◆ Input data ◆
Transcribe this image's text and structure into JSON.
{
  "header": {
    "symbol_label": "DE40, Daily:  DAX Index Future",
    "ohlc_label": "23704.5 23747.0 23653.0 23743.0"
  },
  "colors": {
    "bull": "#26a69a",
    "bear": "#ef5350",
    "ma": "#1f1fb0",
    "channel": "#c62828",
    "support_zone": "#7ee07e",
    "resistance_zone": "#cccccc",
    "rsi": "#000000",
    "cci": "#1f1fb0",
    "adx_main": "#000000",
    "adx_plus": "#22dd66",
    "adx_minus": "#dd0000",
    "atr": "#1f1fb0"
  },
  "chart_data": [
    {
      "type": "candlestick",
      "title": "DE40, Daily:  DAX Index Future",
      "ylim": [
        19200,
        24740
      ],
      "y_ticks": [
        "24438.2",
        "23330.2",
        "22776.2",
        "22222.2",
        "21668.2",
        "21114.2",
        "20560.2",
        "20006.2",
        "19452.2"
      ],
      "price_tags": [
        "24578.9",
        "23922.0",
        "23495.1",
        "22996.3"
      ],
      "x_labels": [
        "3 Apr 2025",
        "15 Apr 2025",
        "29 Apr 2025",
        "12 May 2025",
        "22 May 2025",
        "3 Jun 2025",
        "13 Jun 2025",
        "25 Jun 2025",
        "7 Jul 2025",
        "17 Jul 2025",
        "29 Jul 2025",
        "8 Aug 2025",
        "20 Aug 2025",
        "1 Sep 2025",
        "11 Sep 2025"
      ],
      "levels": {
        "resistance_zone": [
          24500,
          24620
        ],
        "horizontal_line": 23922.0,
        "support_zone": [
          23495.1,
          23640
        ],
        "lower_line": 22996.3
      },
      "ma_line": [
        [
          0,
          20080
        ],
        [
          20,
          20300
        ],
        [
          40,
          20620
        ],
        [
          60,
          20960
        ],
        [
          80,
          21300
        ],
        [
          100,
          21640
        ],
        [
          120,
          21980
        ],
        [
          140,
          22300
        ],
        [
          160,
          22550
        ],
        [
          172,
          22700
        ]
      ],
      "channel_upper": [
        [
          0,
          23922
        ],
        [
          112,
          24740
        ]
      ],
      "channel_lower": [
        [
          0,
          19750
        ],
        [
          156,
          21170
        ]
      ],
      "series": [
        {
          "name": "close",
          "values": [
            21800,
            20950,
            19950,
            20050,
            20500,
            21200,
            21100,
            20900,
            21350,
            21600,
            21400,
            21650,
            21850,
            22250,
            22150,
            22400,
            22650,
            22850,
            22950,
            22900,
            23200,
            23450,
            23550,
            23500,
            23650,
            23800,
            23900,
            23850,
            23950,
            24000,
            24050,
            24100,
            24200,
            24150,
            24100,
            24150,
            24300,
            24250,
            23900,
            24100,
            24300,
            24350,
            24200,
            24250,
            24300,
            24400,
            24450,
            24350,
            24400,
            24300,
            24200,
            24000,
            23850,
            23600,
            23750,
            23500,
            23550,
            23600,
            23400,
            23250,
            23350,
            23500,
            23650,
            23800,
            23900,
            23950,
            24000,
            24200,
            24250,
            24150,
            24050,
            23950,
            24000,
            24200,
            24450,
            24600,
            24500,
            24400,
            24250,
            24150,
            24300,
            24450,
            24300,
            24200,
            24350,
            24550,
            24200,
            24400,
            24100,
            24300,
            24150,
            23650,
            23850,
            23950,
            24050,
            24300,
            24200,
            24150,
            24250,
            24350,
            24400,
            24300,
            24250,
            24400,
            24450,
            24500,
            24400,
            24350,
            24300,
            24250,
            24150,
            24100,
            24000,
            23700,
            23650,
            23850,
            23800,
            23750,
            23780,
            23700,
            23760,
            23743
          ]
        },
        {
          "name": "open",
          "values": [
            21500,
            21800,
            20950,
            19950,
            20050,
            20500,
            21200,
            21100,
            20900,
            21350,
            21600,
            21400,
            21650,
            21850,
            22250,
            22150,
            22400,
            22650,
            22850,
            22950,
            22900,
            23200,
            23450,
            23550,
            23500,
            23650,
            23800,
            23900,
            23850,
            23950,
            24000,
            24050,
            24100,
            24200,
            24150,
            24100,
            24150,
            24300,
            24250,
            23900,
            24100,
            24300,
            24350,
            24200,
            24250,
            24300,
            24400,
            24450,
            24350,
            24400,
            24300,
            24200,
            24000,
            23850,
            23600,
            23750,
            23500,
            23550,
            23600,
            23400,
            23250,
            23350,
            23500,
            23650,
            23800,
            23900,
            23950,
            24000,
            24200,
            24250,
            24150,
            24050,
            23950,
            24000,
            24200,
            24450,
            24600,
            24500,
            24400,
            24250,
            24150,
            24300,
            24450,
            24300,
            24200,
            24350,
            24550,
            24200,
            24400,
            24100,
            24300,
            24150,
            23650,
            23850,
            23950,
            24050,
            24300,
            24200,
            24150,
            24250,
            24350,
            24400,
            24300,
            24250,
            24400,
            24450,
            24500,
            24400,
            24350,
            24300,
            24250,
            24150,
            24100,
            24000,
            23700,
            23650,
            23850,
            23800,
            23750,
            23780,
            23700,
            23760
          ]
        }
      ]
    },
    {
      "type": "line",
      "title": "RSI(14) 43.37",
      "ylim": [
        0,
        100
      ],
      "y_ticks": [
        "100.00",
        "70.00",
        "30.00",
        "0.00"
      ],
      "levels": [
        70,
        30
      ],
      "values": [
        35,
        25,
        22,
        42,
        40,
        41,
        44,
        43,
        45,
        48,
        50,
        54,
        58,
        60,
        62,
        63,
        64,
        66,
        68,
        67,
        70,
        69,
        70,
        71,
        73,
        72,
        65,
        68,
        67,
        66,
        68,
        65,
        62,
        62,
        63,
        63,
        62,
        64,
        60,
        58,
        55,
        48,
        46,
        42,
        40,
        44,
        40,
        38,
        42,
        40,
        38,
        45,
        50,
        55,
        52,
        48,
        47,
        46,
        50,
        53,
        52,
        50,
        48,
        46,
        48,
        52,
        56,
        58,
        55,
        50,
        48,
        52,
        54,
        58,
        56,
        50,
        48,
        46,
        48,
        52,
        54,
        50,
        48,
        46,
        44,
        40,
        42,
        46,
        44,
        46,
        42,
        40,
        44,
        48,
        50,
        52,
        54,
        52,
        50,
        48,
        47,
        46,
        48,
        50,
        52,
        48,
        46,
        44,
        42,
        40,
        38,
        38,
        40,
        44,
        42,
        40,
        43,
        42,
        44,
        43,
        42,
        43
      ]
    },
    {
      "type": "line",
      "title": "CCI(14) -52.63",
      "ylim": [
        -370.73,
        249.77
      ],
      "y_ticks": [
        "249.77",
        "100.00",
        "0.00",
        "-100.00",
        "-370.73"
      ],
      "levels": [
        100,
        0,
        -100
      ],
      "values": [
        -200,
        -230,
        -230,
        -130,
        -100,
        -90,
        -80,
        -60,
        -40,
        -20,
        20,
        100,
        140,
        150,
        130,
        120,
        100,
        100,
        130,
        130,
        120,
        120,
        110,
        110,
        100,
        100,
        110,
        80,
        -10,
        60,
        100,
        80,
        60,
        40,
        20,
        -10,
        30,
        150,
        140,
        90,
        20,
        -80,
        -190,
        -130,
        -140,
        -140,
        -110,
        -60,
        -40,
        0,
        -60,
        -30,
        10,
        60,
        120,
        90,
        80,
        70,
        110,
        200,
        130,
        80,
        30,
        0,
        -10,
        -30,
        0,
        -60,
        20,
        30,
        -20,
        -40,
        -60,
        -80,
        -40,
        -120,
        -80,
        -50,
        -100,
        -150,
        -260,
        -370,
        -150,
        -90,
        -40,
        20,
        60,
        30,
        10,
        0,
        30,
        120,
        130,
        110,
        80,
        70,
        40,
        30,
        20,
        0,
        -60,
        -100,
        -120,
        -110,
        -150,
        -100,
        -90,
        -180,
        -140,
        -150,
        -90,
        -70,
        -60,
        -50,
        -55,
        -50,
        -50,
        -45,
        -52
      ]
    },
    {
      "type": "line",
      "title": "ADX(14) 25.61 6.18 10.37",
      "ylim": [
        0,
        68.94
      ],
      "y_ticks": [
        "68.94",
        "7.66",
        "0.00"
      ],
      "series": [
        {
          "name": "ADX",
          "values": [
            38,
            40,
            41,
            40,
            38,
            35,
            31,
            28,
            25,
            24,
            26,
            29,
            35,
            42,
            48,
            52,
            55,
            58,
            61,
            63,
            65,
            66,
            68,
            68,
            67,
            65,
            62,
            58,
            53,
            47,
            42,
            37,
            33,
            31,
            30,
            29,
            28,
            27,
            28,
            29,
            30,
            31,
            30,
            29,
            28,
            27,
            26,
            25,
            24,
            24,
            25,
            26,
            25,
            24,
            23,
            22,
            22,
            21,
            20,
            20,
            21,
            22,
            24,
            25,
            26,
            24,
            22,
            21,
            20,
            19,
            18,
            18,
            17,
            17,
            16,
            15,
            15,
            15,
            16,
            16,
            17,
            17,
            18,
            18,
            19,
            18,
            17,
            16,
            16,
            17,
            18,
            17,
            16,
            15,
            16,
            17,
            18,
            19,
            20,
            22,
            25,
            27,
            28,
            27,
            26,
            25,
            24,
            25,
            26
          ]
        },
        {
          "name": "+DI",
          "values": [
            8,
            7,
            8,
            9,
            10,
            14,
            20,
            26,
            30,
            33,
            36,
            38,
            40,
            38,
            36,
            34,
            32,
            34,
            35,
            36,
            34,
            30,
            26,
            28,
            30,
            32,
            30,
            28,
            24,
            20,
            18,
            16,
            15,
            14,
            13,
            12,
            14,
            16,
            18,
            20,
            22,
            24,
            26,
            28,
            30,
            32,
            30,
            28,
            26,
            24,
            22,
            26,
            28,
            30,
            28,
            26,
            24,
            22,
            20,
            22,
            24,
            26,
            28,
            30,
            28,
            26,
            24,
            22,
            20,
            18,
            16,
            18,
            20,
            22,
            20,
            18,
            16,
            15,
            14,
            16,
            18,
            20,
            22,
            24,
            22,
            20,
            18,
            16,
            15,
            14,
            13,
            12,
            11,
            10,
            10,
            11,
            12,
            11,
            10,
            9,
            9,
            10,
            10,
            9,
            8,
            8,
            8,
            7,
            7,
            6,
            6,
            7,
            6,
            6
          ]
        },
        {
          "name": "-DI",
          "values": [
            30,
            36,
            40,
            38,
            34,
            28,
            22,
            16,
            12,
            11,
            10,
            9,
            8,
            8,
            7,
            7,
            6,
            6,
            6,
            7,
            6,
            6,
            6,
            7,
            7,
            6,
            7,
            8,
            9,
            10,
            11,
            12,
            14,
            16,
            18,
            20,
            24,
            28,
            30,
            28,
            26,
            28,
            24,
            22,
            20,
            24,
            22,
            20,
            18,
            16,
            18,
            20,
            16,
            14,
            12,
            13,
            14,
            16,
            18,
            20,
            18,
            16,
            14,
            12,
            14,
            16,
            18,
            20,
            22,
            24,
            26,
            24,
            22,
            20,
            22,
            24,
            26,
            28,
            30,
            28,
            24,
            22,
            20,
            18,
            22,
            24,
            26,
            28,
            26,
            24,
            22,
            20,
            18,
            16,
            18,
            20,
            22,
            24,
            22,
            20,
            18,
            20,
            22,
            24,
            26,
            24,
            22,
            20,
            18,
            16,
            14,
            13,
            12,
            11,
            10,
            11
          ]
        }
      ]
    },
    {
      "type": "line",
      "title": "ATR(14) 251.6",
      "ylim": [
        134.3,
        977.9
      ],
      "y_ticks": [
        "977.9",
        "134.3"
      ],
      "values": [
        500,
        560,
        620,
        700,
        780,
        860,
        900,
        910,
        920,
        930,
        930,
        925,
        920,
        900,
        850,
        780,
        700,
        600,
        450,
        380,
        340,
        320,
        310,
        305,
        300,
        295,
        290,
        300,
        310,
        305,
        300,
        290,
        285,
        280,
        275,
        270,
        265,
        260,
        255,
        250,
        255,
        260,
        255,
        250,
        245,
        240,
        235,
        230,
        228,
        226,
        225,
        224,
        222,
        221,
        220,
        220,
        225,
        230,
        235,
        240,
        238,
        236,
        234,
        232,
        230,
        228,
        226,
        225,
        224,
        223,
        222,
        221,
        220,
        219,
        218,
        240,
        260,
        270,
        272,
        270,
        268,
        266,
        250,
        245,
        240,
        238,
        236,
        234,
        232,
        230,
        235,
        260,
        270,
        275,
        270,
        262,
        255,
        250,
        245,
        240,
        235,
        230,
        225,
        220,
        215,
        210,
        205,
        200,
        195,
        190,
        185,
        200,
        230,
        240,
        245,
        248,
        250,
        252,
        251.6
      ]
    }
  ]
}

◆ Direction ◆
Copy out all lines from the material above that contain the string "Index".

◆ Solution to the exercise ◆
    "symbol_label": "DE40, Daily:  DAX Index Future",
      "title": "DE40, Daily:  DAX Index Future",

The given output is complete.